• **PROBLEM TO SOLVE**: Can you transcribe every entry word for word, skipping the images?

• **RECORDS SHOWN**:
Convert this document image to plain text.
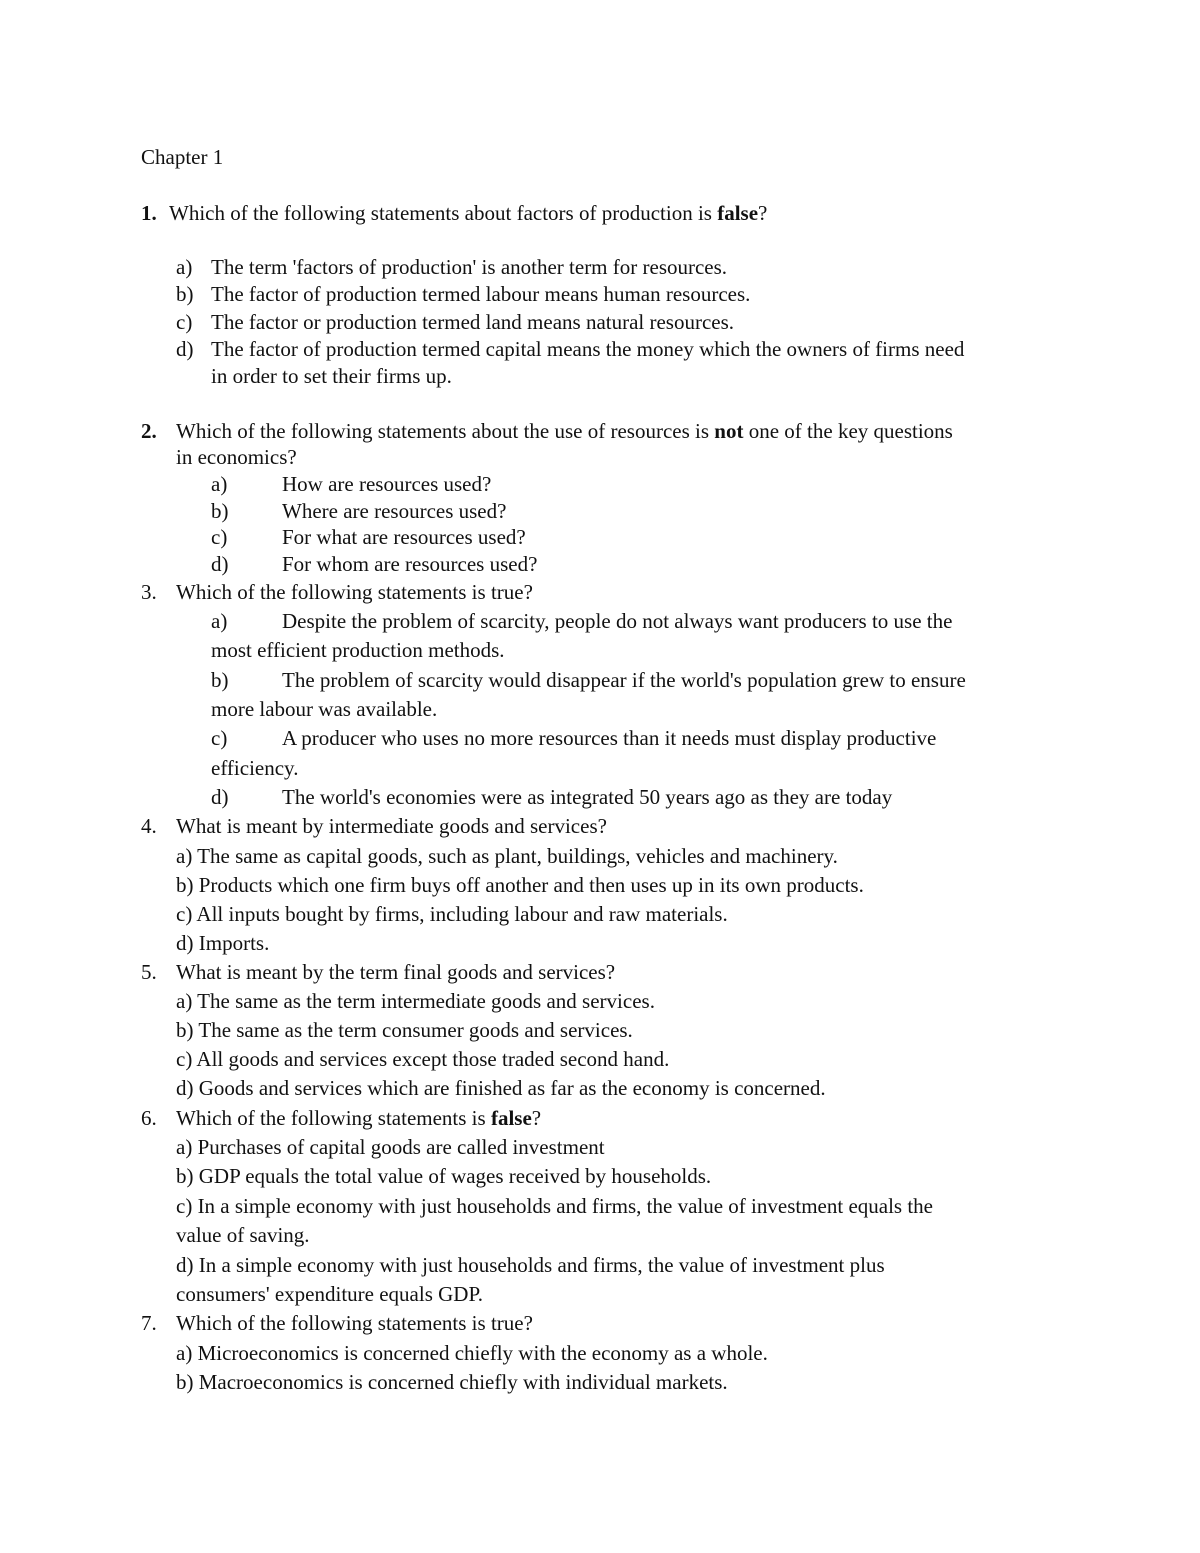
Chapter 1
1. Which of the following statements about factors of production is false?
a) The term 'factors of production' is another term for resources.
b) The factor of production termed labour means human resources.
c) The factor or production termed land means natural resources.
d) The factor of production termed capital means the money which the owners of firms need
in order to set their firms up.
2. Which of the following statements about the use of resources is not one of the key questions
in economics?
a)	How are resources used?
b)	Where are resources used?
c)	For what are resources used?
d)	For whom are resources used?
3. Which of the following statements is true?
a)	Despite the problem of scarcity, people do not always want producers to use the
most efficient production methods.
b)	The problem of scarcity would disappear if the world's population grew to ensure
more labour was available.
c)	A producer who uses no more resources than it needs must display productive
efficiency.
d)	The world's economies were as integrated 50 years ago as they are today
4. What is meant by intermediate goods and services?
a) The same as capital goods, such as plant, buildings, vehicles and machinery.
b) Products which one firm buys off another and then uses up in its own products.
c) All inputs bought by firms, including labour and raw materials.
d) Imports.
5. What is meant by the term final goods and services?
a) The same as the term intermediate goods and services.
b) The same as the term consumer goods and services.
c) All goods and services except those traded second hand.
d) Goods and services which are finished as far as the economy is concerned.
6. Which of the following statements is false?
a) Purchases of capital goods are called investment
b) GDP equals the total value of wages received by households.
c) In a simple economy with just households and firms, the value of investment equals the
value of saving.
d) In a simple economy with just households and firms, the value of investment plus
consumers' expenditure equals GDP.
7. Which of the following statements is true?
a) Microeconomics is concerned chiefly with the economy as a whole.
b) Macroeconomics is concerned chiefly with individual markets.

• **RESULT OF THE TASK**:
Convert this document image to plain text.
Chapter 1
1. Which of the following statements about factors of production is false?
a) The term 'factors of production' is another term for resources.
b) The factor of production termed labour means human resources.
c) The factor or production termed land means natural resources.
d) The factor of production termed capital means the money which the owners of firms need
in order to set their firms up.
2. Which of the following statements about the use of resources is not one of the key questions
in economics?
a)	How are resources used?
b)	Where are resources used?
c)	For what are resources used?
d)	For whom are resources used?
3. Which of the following statements is true?
a)	Despite the problem of scarcity, people do not always want producers to use the
most efficient production methods.
b)	The problem of scarcity would disappear if the world's population grew to ensure
more labour was available.
c)	A producer who uses no more resources than it needs must display productive
efficiency.
d)	The world's economies were as integrated 50 years ago as they are today
4. What is meant by intermediate goods and services?
a) The same as capital goods, such as plant, buildings, vehicles and machinery.
b) Products which one firm buys off another and then uses up in its own products.
c) All inputs bought by firms, including labour and raw materials.
d) Imports.
5. What is meant by the term final goods and services?
a) The same as the term intermediate goods and services.
b) The same as the term consumer goods and services.
c) All goods and services except those traded second hand.
d) Goods and services which are finished as far as the economy is concerned.
6. Which of the following statements is false?
a) Purchases of capital goods are called investment
b) GDP equals the total value of wages received by households.
c) In a simple economy with just households and firms, the value of investment equals the
value of saving.
d) In a simple economy with just households and firms, the value of investment plus
consumers' expenditure equals GDP.
7. Which of the following statements is true?
a) Microeconomics is concerned chiefly with the economy as a whole.
b) Macroeconomics is concerned chiefly with individual markets.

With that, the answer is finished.